Stored items from a collection
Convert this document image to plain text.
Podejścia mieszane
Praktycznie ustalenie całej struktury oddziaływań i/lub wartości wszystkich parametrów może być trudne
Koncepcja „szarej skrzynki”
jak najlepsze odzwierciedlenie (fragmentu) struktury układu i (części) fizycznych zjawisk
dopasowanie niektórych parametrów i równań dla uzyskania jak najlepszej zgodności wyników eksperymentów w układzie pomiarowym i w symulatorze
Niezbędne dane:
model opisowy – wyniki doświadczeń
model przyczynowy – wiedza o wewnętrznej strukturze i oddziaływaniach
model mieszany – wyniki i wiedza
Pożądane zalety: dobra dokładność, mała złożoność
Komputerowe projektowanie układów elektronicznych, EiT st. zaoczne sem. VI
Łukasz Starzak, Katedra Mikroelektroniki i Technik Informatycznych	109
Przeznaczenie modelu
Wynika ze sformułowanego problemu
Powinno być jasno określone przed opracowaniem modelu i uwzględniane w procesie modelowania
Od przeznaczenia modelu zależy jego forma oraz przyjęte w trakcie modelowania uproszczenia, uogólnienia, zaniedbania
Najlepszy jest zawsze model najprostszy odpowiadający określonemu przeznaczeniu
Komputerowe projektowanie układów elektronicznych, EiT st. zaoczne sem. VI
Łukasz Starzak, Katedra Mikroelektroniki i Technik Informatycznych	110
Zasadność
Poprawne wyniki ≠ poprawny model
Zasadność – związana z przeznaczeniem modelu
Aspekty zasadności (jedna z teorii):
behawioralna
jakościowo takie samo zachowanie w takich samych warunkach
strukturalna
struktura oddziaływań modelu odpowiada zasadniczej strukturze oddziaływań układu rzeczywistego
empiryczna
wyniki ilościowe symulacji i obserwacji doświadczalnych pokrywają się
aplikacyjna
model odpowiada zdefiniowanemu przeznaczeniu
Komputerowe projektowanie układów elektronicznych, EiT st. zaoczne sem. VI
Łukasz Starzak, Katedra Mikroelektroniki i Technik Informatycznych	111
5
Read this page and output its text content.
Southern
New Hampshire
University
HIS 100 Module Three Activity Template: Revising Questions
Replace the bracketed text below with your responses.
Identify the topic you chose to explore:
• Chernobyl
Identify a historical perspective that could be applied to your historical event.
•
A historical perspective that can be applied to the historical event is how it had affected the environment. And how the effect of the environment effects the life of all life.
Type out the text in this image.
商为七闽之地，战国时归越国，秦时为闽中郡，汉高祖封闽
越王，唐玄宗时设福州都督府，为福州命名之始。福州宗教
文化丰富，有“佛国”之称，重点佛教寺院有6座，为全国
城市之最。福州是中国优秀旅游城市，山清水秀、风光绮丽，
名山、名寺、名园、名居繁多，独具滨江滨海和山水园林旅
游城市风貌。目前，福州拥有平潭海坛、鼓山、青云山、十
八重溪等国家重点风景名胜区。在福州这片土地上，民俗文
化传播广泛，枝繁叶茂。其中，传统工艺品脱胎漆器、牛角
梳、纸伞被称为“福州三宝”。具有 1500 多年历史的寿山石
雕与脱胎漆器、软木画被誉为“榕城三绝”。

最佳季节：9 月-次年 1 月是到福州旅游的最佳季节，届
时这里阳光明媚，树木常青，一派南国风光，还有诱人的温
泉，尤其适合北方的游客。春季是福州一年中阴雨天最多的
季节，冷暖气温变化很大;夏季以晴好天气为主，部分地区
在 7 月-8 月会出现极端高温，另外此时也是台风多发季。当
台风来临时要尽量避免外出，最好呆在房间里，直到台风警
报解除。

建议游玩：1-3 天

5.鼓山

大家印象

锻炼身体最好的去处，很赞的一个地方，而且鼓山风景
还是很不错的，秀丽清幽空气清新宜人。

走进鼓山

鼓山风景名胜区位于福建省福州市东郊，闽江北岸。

● **TO DO**: Say, as a bare number, how many lines in the entries above include the string "applied".

● **REPLY**: 2